### Task directions
All of the data must be printed exactly; please include every line.

[Collection entries]

--- Start ---

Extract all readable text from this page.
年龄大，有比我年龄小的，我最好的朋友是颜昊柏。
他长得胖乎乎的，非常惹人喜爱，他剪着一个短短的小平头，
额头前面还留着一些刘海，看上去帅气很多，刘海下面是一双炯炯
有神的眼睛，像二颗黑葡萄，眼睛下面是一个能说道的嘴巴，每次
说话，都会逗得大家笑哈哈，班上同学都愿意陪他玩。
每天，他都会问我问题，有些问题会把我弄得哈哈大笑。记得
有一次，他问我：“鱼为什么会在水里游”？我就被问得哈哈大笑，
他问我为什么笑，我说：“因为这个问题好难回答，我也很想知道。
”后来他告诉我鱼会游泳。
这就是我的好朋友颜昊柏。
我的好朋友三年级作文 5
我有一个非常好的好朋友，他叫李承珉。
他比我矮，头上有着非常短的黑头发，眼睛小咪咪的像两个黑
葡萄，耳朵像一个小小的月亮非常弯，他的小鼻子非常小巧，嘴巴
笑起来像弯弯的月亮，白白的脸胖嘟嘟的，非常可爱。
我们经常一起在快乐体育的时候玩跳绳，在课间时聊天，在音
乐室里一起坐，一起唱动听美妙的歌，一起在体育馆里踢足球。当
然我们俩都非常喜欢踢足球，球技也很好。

--- End ---

### Task result
Extract all readable text from this page.
年龄大，有比我年龄小的，我最好的朋友是颜昊柏。
他长得胖乎乎的，非常惹人喜爱，他剪着一个短短的小平头，
额头前面还留着一些刘海，看上去帅气很多，刘海下面是一双炯炯
有神的眼睛，像二颗黑葡萄，眼睛下面是一个能说道的嘴巴，每次
说话，都会逗得大家笑哈哈，班上同学都愿意陪他玩。
每天，他都会问我问题，有些问题会把我弄得哈哈大笑。记得
有一次，他问我：“鱼为什么会在水里游”？我就被问得哈哈大笑，
他问我为什么笑，我说：“因为这个问题好难回答，我也很想知道。
”后来他告诉我鱼会游泳。
这就是我的好朋友颜昊柏。
我的好朋友三年级作文 5
我有一个非常好的好朋友，他叫李承珉。
他比我矮，头上有着非常短的黑头发，眼睛小咪咪的像两个黑
葡萄，耳朵像一个小小的月亮非常弯，他的小鼻子非常小巧，嘴巴
笑起来像弯弯的月亮，白白的脸胖嘟嘟的，非常可爱。
我们经常一起在快乐体育的时候玩跳绳，在课间时聊天，在音
乐室里一起坐，一起唱动听美妙的歌，一起在体育馆里踢足球。当
然我们俩都非常喜欢踢足球，球技也很好。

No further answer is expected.